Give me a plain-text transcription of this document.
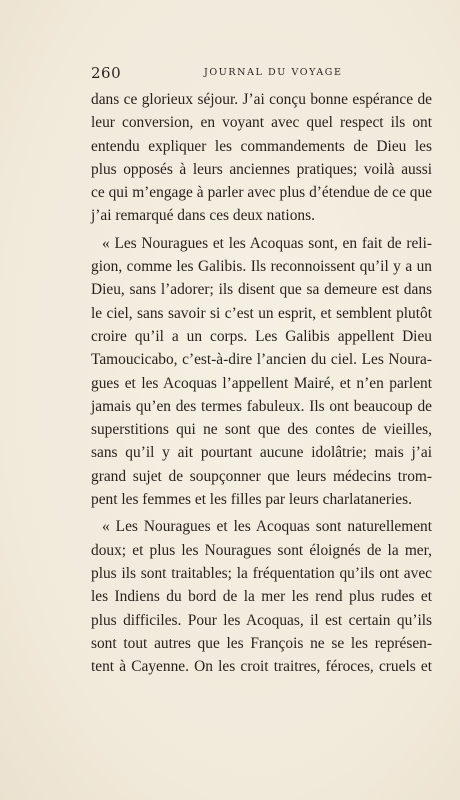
260	JOURNAL DU VOYAGE
dans ce glorieux séjour. J’ai conçu bonne espérance de
leur conversion, en voyant avec quel respect ils ont
entendu expliquer les commandements de Dieu les
plus opposés à leurs anciennes pratiques; voilà aussi
ce qui m’engage à parler avec plus d’étendue de ce que
j’ai remarqué dans ces deux nations.
« Les Nouragues et les Acoquas sont, en fait de reli-
gion, comme les Galibis. Ils reconnoissent qu’il y a un
Dieu, sans l’adorer; ils disent que sa demeure est dans
le ciel, sans savoir si c’est un esprit, et semblent plutôt
croire qu’il a un corps. Les Galibis appellent Dieu
Tamoucicabo, c’est-à-dire l’ancien du ciel. Les Noura-
gues et les Acoquas l’appellent Mairé, et n’en parlent
jamais qu’en des termes fabuleux. Ils ont beaucoup de
superstitions qui ne sont que des contes de vieilles,
sans qu’il y ait pourtant aucune idolâtrie; mais j’ai
grand sujet de soupçonner que leurs médecins trom-
pent les femmes et les filles par leurs charlataneries.
« Les Nouragues et les Acoquas sont naturellement
doux; et plus les Nouragues sont éloignés de la mer,
plus ils sont traitables; la fréquentation qu’ils ont avec
les Indiens du bord de la mer les rend plus rudes et
plus difficiles. Pour les Acoquas, il est certain qu’ils
sont tout autres que les François ne se les représen-
tent à Cayenne. On les croit traitres, féroces, cruels et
——
Problem =>
Answer with one number: how many lines of the entries above include the word "ciel".

Solution =>
2